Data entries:
-*-
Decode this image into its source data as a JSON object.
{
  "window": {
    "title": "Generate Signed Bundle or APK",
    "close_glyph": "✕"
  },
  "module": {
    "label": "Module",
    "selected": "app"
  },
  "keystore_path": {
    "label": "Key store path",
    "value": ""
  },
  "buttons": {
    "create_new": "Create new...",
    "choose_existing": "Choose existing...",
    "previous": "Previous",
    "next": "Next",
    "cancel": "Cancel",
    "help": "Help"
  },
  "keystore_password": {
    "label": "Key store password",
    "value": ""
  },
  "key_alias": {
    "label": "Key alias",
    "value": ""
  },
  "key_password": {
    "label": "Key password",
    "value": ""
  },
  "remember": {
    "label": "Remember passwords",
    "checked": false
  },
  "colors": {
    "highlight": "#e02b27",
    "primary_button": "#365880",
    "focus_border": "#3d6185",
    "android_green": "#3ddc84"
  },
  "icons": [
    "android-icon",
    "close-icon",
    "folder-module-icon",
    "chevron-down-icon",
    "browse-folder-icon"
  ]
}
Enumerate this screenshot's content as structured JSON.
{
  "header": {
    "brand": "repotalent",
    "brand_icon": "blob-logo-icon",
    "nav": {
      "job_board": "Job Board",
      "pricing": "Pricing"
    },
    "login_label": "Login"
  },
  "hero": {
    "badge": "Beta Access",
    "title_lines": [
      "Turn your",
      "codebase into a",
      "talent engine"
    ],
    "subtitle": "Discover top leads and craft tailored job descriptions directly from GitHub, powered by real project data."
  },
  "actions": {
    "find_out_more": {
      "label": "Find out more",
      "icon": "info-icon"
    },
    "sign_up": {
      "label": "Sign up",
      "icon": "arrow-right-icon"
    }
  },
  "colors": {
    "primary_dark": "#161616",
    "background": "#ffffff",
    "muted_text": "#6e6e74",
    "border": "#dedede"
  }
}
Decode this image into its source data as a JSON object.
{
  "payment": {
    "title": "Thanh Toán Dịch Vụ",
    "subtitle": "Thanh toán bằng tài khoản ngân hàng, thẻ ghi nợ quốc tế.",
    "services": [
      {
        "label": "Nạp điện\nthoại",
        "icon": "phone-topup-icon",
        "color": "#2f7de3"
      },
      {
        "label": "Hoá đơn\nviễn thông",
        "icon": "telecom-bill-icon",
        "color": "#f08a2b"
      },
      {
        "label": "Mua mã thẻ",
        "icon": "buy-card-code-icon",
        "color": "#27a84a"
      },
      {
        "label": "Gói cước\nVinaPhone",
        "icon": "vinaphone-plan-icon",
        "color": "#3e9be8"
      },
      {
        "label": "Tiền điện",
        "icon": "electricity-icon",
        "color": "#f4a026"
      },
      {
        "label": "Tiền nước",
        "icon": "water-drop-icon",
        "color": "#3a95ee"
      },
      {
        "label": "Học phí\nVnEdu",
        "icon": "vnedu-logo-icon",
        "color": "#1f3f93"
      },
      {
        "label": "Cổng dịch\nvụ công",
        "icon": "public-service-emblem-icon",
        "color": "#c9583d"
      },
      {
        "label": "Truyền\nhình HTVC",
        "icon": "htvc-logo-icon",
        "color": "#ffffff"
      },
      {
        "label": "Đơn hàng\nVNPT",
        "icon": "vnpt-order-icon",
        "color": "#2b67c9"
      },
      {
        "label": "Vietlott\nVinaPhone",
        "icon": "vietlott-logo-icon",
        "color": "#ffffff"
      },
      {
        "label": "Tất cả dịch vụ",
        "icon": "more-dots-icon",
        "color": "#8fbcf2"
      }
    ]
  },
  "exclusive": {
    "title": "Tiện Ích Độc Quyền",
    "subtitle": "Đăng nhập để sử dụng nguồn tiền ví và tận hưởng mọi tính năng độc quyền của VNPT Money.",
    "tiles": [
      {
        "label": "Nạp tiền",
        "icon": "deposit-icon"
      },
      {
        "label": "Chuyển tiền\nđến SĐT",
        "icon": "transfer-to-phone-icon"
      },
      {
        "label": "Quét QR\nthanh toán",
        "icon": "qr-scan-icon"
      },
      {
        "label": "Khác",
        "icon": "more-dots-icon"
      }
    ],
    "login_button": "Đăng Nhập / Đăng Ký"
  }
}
-*-
Aim: Choose all lines containing the string "điện" and copy them out.

The output:
        "label": "Nạp điện\nthoại",
        "label": "Tiền điện",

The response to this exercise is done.